>> begin

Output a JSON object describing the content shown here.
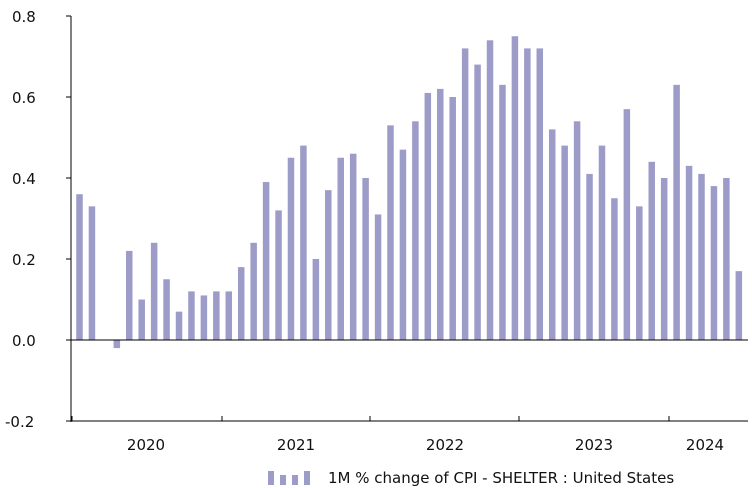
{
  "colors": {
    "bar": "#9d9cc8",
    "axis": "#000000",
    "text": "#111111",
    "background": "#ffffff"
  },
  "chart_data": {
    "type": "bar",
    "title": "",
    "xlabel": "",
    "ylabel": "",
    "ylim": [
      -0.2,
      0.8
    ],
    "yticks": [
      "0.8",
      "0.6",
      "0.4",
      "0.2",
      "0.0",
      "-0.2"
    ],
    "year_labels": [
      "2020",
      "2021",
      "2022",
      "2023",
      "2024"
    ],
    "grid": false,
    "legend_position": "bottom-right",
    "series": [
      {
        "name": "1M % change of CPI - SHELTER : United States",
        "values": [
          0.36,
          0.33,
          0.0,
          -0.02,
          0.22,
          0.1,
          0.24,
          0.15,
          0.07,
          0.12,
          0.11,
          0.12,
          0.12,
          0.18,
          0.24,
          0.39,
          0.32,
          0.45,
          0.48,
          0.2,
          0.37,
          0.45,
          0.46,
          0.4,
          0.31,
          0.53,
          0.47,
          0.54,
          0.61,
          0.62,
          0.6,
          0.72,
          0.68,
          0.74,
          0.63,
          0.75,
          0.72,
          0.72,
          0.52,
          0.48,
          0.54,
          0.41,
          0.48,
          0.35,
          0.57,
          0.33,
          0.44,
          0.4,
          0.63,
          0.43,
          0.41,
          0.38,
          0.4,
          0.17
        ]
      }
    ]
  }
}
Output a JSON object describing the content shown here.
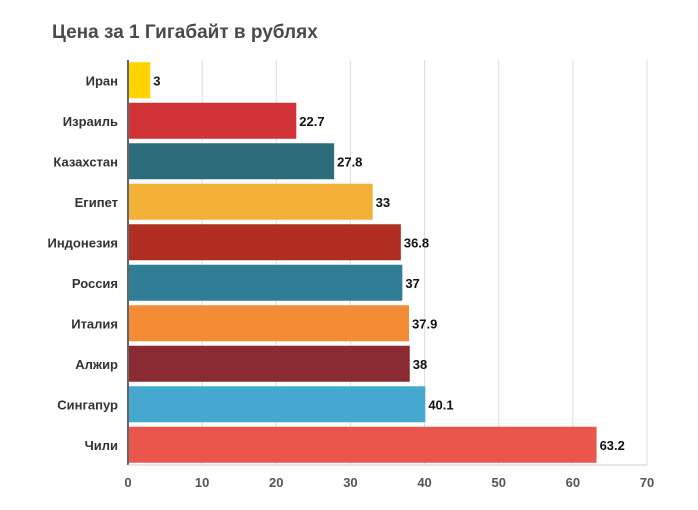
{
  "chart_data": {
    "type": "bar",
    "orientation": "horizontal",
    "title": "Цена за 1 Гигабайт в рублях",
    "xlabel": "",
    "ylabel": "",
    "xlim": [
      0,
      70
    ],
    "ticks": [
      "0",
      "10",
      "20",
      "30",
      "40",
      "50",
      "60",
      "70"
    ],
    "grid": true,
    "categories": [
      "Иран",
      "Израиль",
      "Казахстан",
      "Египет",
      "Индонезия",
      "Россия",
      "Италия",
      "Алжир",
      "Сингапур",
      "Чили"
    ],
    "values": [
      3,
      22.7,
      27.8,
      33,
      36.8,
      37,
      37.9,
      38,
      40.1,
      63.2
    ],
    "value_labels": [
      "3",
      "22.7",
      "27.8",
      "33",
      "36.8",
      "37",
      "37.9",
      "38",
      "40.1",
      "63.2"
    ],
    "colors": [
      "#FFD300",
      "#D03236",
      "#2B6C7B",
      "#F4B138",
      "#B02D22",
      "#2F7E95",
      "#F48C35",
      "#8A2A32",
      "#44A8CF",
      "#EA564C"
    ]
  }
}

>> end

• **The exercise**
Search the preceding listing for "title" and extract every line where it is found.

• **Solved problem**
    "title": "",
    "title": "Цена за 1 Гигабайт в рублях",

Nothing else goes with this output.